• To do: Reproduce every line of the material below without changing anything.
-- start Dataset records --
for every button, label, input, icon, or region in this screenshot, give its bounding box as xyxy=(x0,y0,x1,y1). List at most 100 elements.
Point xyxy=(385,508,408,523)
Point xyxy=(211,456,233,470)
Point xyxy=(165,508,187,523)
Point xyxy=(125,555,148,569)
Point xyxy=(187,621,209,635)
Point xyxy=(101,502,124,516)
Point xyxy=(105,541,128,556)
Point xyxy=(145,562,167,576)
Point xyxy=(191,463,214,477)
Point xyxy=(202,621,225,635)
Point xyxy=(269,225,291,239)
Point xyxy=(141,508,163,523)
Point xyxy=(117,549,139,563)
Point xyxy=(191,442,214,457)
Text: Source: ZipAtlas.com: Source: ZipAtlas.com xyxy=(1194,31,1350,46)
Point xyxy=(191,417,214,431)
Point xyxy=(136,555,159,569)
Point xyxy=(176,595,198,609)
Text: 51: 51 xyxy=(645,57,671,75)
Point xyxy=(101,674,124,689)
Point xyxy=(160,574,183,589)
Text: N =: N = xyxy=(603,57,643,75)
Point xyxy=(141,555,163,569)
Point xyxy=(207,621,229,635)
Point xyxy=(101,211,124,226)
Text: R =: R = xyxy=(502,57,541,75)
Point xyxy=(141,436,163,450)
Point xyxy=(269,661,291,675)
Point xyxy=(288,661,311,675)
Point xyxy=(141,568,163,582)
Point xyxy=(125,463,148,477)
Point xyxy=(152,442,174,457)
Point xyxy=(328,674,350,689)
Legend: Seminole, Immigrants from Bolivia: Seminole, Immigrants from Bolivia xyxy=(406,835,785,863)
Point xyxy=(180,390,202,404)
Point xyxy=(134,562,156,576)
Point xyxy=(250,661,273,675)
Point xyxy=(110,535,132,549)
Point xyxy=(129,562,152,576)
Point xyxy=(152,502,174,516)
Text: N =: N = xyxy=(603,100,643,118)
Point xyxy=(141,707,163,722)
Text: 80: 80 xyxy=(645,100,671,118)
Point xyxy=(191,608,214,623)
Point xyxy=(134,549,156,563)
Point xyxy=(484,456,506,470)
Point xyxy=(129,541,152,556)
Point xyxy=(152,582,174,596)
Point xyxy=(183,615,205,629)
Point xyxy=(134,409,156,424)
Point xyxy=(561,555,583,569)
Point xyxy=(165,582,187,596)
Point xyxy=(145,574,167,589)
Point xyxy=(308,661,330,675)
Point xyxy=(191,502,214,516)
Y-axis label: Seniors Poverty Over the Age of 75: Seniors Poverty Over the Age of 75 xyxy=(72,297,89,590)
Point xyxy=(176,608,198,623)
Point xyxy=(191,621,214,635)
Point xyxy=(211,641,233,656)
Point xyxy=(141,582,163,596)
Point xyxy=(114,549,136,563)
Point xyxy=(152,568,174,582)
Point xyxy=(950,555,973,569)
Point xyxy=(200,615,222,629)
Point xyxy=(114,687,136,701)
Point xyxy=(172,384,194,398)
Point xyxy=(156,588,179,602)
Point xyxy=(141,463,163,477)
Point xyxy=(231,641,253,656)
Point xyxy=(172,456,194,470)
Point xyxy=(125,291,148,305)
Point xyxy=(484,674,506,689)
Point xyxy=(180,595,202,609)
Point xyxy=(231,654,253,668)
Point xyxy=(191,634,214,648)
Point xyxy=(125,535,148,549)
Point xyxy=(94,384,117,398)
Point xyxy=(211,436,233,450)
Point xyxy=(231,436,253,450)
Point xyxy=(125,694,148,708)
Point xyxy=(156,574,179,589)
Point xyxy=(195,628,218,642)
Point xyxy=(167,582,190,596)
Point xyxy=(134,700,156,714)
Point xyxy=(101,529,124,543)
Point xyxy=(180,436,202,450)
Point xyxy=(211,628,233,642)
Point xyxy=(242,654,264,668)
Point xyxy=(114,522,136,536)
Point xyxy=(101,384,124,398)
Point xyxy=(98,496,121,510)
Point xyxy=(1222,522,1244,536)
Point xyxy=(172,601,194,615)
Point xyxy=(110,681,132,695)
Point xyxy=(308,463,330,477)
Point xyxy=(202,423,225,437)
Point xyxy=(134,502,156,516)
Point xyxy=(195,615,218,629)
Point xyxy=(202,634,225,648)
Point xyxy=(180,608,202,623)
-- end Dataset records --
• Solution to this task:
for every button, label, input, icon, or region in this screenshot, give its bounding box as xyxy=(x0,y0,x1,y1). List at most 100 elements.
Point xyxy=(385,508,408,523)
Point xyxy=(211,456,233,470)
Point xyxy=(165,508,187,523)
Point xyxy=(125,555,148,569)
Point xyxy=(187,621,209,635)
Point xyxy=(101,502,124,516)
Point xyxy=(105,541,128,556)
Point xyxy=(145,562,167,576)
Point xyxy=(191,463,214,477)
Point xyxy=(202,621,225,635)
Point xyxy=(269,225,291,239)
Point xyxy=(141,508,163,523)
Point xyxy=(117,549,139,563)
Point xyxy=(191,442,214,457)
Text: Source: ZipAtlas.com: Source: ZipAtlas.com xyxy=(1194,31,1350,46)
Point xyxy=(191,417,214,431)
Point xyxy=(136,555,159,569)
Point xyxy=(176,595,198,609)
Text: 51: 51 xyxy=(645,57,671,75)
Point xyxy=(101,674,124,689)
Point xyxy=(160,574,183,589)
Text: N =: N = xyxy=(603,57,643,75)
Point xyxy=(141,555,163,569)
Point xyxy=(207,621,229,635)
Point xyxy=(101,211,124,226)
Text: R =: R = xyxy=(502,57,541,75)
Point xyxy=(141,436,163,450)
Point xyxy=(269,661,291,675)
Point xyxy=(288,661,311,675)
Point xyxy=(141,568,163,582)
Point xyxy=(125,463,148,477)
Point xyxy=(152,442,174,457)
Point xyxy=(328,674,350,689)
Legend: Seminole, Immigrants from Bolivia: Seminole, Immigrants from Bolivia xyxy=(406,835,785,863)
Point xyxy=(180,390,202,404)
Point xyxy=(134,562,156,576)
Point xyxy=(250,661,273,675)
Point xyxy=(110,535,132,549)
Point xyxy=(129,562,152,576)
Point xyxy=(152,502,174,516)
Text: N =: N = xyxy=(603,100,643,118)
Point xyxy=(141,707,163,722)
Text: 80: 80 xyxy=(645,100,671,118)
Point xyxy=(191,608,214,623)
Point xyxy=(134,549,156,563)
Point xyxy=(484,456,506,470)
Point xyxy=(129,541,152,556)
Point xyxy=(152,582,174,596)
Point xyxy=(183,615,205,629)
Point xyxy=(134,409,156,424)
Point xyxy=(561,555,583,569)
Point xyxy=(165,582,187,596)
Point xyxy=(145,574,167,589)
Point xyxy=(308,661,330,675)
Point xyxy=(191,502,214,516)
Y-axis label: Seniors Poverty Over the Age of 75: Seniors Poverty Over the Age of 75 xyxy=(72,297,89,590)
Point xyxy=(176,608,198,623)
Point xyxy=(191,621,214,635)
Point xyxy=(211,641,233,656)
Point xyxy=(141,582,163,596)
Point xyxy=(114,549,136,563)
Point xyxy=(152,568,174,582)
Point xyxy=(950,555,973,569)
Point xyxy=(200,615,222,629)
Point xyxy=(114,687,136,701)
Point xyxy=(172,384,194,398)
Point xyxy=(156,588,179,602)
Point xyxy=(141,463,163,477)
Point xyxy=(231,641,253,656)
Point xyxy=(172,456,194,470)
Point xyxy=(125,291,148,305)
Point xyxy=(484,674,506,689)
Point xyxy=(180,595,202,609)
Point xyxy=(231,654,253,668)
Point xyxy=(191,634,214,648)
Point xyxy=(125,535,148,549)
Point xyxy=(94,384,117,398)
Point xyxy=(211,436,233,450)
Point xyxy=(231,436,253,450)
Point xyxy=(125,694,148,708)
Point xyxy=(156,574,179,589)
Point xyxy=(195,628,218,642)
Point xyxy=(167,582,190,596)
Point xyxy=(134,700,156,714)
Point xyxy=(101,529,124,543)
Point xyxy=(180,436,202,450)
Point xyxy=(211,628,233,642)
Point xyxy=(242,654,264,668)
Point xyxy=(114,522,136,536)
Point xyxy=(101,384,124,398)
Point xyxy=(98,496,121,510)
Point xyxy=(1222,522,1244,536)
Point xyxy=(172,601,194,615)
Point xyxy=(110,681,132,695)
Point xyxy=(308,463,330,477)
Point xyxy=(202,423,225,437)
Point xyxy=(134,502,156,516)
Point xyxy=(195,615,218,629)
Point xyxy=(202,634,225,648)
Point xyxy=(180,608,202,623)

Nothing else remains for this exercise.